Soups in Poland are associated with a good comfort meal, and can come in hot or cold varieties depending on the season. I mostly had the hot variety since it was Spring during my visit, while the cold soups would appear in Summer – soups are popular all-year round though.
I’ve tried numerous soups, one of which is the Zupa grzybowa, or Polish mushroom soup, which is cooked in meat and vegetable stock for a deep, rich flavour.
Another interesting soup I’ve had the pleasure of slurpping is the tripe soup (Flaki), made with the stomach of a cow or pig. It’s complex taste is vividly in contrast to the usual Pig’s stomach soup we have in Asian, which uses a lot of white pepper to bring out the flavour.
Other popular varieties include Sour rye soup (Zurek) or chicken broth (Rosol), that comes served with noodles. The highly rated restaurant Mała Polana Smaków serves such soups on its concise seasonal menu.
Nalewka is an old-style Polish Liquer that is made through the masceration of various herbs and spices in alcohol, similar to medicinal tinctures.
Nalewki Staropolskie is one such artisanal brand that has a home-brew setup right in the backyard of its owner Karol Majewski. Fruits, herbs and spices are gathered from the nearby forest and ripened under the natural sunlight along with alcohol in large vats.

Exercise brief –
Write the next part of the passage on Polish soups and nalewka, starting after its final sentence.

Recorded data
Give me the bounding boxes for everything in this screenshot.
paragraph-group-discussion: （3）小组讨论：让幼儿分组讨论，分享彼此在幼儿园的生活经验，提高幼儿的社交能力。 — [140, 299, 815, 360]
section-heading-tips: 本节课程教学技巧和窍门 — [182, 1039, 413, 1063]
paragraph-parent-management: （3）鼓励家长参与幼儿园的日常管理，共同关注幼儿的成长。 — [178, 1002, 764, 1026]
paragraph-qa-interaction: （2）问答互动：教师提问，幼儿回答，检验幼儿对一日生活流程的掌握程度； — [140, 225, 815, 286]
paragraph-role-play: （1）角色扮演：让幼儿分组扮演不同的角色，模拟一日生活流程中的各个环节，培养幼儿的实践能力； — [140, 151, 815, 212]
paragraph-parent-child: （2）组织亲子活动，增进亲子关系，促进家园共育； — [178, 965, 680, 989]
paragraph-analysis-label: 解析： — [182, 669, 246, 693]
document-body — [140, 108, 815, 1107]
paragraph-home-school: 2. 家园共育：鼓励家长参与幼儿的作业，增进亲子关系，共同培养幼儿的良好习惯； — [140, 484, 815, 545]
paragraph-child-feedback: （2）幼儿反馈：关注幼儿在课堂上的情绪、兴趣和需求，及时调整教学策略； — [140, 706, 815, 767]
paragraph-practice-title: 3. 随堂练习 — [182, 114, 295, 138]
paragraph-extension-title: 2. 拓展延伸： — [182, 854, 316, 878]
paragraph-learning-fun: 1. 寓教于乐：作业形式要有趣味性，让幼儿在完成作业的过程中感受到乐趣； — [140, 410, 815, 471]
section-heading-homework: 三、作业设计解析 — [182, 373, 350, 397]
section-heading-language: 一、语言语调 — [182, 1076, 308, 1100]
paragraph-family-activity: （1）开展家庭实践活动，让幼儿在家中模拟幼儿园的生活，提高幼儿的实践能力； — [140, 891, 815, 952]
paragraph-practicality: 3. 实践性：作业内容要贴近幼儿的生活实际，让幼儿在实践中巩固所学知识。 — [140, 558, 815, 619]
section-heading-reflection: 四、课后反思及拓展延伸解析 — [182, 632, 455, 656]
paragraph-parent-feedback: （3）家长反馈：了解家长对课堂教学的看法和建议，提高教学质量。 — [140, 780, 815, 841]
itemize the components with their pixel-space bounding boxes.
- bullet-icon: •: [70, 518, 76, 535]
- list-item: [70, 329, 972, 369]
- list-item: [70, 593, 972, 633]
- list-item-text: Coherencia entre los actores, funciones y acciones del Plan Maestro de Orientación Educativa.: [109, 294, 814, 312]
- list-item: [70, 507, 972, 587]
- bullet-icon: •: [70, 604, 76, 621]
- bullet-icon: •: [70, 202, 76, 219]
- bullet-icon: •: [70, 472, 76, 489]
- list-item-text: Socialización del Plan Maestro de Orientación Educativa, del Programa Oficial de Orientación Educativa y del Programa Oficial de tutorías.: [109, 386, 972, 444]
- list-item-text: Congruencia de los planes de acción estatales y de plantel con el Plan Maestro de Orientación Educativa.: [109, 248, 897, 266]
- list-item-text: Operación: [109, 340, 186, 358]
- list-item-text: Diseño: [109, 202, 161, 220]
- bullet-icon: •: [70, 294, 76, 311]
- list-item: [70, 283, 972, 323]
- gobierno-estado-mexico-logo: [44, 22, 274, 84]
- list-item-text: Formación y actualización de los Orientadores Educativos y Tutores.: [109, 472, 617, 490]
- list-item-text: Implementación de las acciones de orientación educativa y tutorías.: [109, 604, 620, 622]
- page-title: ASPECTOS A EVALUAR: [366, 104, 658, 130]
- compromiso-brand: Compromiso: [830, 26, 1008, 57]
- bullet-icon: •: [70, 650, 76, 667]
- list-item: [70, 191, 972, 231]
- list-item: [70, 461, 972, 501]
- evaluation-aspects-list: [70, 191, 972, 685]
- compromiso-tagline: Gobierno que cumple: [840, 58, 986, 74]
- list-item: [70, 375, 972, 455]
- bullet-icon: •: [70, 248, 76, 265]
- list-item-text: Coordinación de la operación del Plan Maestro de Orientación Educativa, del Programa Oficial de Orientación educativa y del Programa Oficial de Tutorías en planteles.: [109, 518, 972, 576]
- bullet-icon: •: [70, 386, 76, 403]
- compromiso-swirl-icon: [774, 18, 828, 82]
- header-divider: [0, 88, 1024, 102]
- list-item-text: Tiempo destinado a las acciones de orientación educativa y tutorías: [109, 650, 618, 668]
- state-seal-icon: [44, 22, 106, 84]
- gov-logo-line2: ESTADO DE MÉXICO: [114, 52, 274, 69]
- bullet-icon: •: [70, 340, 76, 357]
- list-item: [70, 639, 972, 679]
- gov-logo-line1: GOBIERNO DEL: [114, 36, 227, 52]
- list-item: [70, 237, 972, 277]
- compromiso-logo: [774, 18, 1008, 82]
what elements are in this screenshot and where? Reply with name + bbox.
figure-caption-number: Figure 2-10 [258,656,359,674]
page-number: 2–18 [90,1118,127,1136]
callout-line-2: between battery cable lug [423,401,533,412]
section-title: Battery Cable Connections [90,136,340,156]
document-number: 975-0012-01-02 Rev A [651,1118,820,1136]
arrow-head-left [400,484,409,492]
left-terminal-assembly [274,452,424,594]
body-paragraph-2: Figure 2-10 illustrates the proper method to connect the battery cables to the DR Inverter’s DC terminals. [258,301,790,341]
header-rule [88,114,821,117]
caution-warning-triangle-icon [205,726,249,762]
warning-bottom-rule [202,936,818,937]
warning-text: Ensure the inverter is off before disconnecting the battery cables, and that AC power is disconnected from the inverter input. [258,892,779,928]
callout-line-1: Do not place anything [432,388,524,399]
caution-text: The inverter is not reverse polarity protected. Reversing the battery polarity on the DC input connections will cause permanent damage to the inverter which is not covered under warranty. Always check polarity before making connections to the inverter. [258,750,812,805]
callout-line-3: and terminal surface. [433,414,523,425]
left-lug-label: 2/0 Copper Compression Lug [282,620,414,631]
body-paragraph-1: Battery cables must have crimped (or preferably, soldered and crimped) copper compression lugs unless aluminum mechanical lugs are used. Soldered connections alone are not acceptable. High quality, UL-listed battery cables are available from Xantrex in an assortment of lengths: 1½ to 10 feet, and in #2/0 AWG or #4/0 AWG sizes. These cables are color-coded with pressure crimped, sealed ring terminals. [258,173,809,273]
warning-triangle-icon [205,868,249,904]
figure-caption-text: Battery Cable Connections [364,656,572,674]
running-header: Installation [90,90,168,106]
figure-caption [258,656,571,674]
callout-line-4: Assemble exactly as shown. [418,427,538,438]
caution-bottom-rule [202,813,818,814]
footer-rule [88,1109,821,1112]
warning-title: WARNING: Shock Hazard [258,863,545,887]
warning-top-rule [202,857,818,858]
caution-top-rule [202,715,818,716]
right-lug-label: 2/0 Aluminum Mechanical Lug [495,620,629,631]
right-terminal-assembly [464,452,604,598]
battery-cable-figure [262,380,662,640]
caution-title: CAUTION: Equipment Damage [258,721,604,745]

Expected answer –
So manual is the process that they have to shift the vats accordingly to where the sun is shining over the seasons! The liquer is than aged for a minimum of three years before being ready for consumption.
The result is an intense and rich Nalewka made in small batches that are a notch above industrially produced ones. The ‘Four Seasons’ Nalewka made with milk and lemon made an exceptional impression for me, so much so that I bought one back to Singapore.
This family-run business supplies to the most exquisite restaurants in Poland including many government bodies as well as Chef Amaro’s fine-dining restaurant Atelier Amaro. Other than Vodka, be sure to try some Nalewka flavoured liquers which you can purchase from grocery stores or restaurants.
Wild game in Poland is abundant and popular, with many animals making their way into the stomachs of locals. There are strict rules on the hunting and preservation of game in the forests, so there is a balance in the eco-system.
While staying at the historical railway station Hotel-cabin Białowieża Towarowa, I tried roe deer and red deer meat at Carska restaurant. The game meat is usually served raw a la tartare, or grilled. Due to the freshness of the meat hunted from the nearby forests, having it raw is quite the exotic delicacy I highly recommend trying.
Ranging from rabbit to duck, you can find all sorts of amazing wild game in Poland. Chef Artur Moroz from Restaurant Bulaj makes an exceptional good crispy roasted duck that has been brined for days prior. Simply served with potatoes or apples, local duck should also be on any Poland visitor’s to-eat list.
Offal and sweetbread are also commonly used in stews for those more adventurous to literally delve into the bowels of game meat.
Cured fishes, especially herring, are common in Poland with many varieties pickled or smoked for added flavour and longevity.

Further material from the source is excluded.